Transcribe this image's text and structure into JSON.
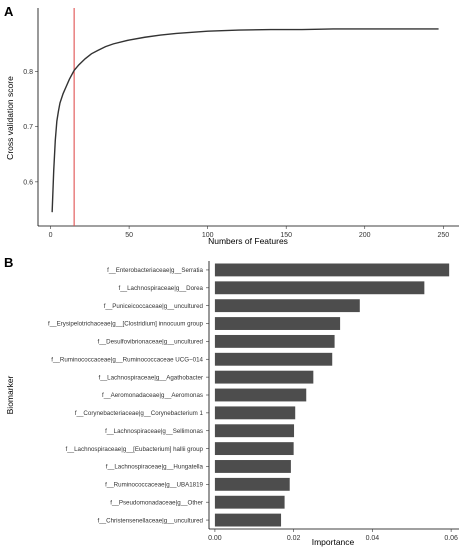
{
  "panels": {
    "a_letter": "A",
    "b_letter": "B"
  },
  "chart_data": [
    {
      "type": "line",
      "xlabel": "Numbers of Features",
      "ylabel": "Cross validation score",
      "xlim": [
        -8,
        260
      ],
      "ylim": [
        0.52,
        0.915
      ],
      "xticks": [
        0,
        50,
        100,
        150,
        200,
        250
      ],
      "yticks": [
        0.6,
        0.7,
        0.8
      ],
      "grid": false,
      "vline": {
        "x": 15,
        "color": "#e05050"
      },
      "line_color": "#333333",
      "series": [
        {
          "x": [
            1,
            2,
            3,
            4,
            5,
            6,
            8,
            10,
            12,
            15,
            18,
            22,
            26,
            30,
            35,
            40,
            50,
            60,
            70,
            80,
            90,
            100,
            120,
            140,
            160,
            180,
            200,
            220,
            240,
            247
          ],
          "y": [
            0.545,
            0.62,
            0.675,
            0.71,
            0.728,
            0.743,
            0.76,
            0.773,
            0.786,
            0.802,
            0.812,
            0.823,
            0.832,
            0.838,
            0.845,
            0.85,
            0.857,
            0.862,
            0.866,
            0.869,
            0.871,
            0.873,
            0.875,
            0.876,
            0.876,
            0.877,
            0.877,
            0.877,
            0.877,
            0.877
          ]
        }
      ]
    },
    {
      "type": "bar",
      "orientation": "horizontal",
      "xlabel": "Importance",
      "ylabel": "Biomarker",
      "xlim": [
        -0.0015,
        0.062
      ],
      "xticks": [
        0.0,
        0.02,
        0.04,
        0.06
      ],
      "xtick_labels": [
        "0.00",
        "0.02",
        "0.04",
        "0.06"
      ],
      "grid": false,
      "bar_color": "#4d4d4d",
      "categories": [
        "f__Enterobacteriaceae|g__Serratia",
        "f__Lachnospiraceae|g__Dorea",
        "f__Puniceicoccaceae|g__uncultured",
        "f__Erysipelotrichaceae|g__[Clostridium] innocuum group",
        "f__Desulfovibrionaceae|g__uncultured",
        "f__Ruminococcaceae|g__Ruminococcaceae UCG−014",
        "f__Lachnospiraceae|g__Agathobacter",
        "f__Aeromonadaceae|g__Aeromonas",
        "f__Corynebacteriaceae|g__Corynebacterium 1",
        "f__Lachnospiraceae|g__Sellimonas",
        "f__Lachnospiraceae|g__[Eubacterium] hallii group",
        "f__Lachnospiraceae|g__Hungatella",
        "f__Ruminococcaceae|g__UBA1819",
        "f__Pseudomonadaceae|g__Other",
        "f__Christensenellaceae|g__uncultured"
      ],
      "values": [
        0.0595,
        0.0532,
        0.0368,
        0.0318,
        0.0304,
        0.0298,
        0.025,
        0.0232,
        0.0204,
        0.0201,
        0.02,
        0.0193,
        0.019,
        0.0177,
        0.0168
      ]
    }
  ]
}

::::::::::

* Task prompt:
What lines of the data contain the string "xlabel"? List them.

* Reply:
      "xlabel": "Numbers of Features",
      "xlabel": "Importance",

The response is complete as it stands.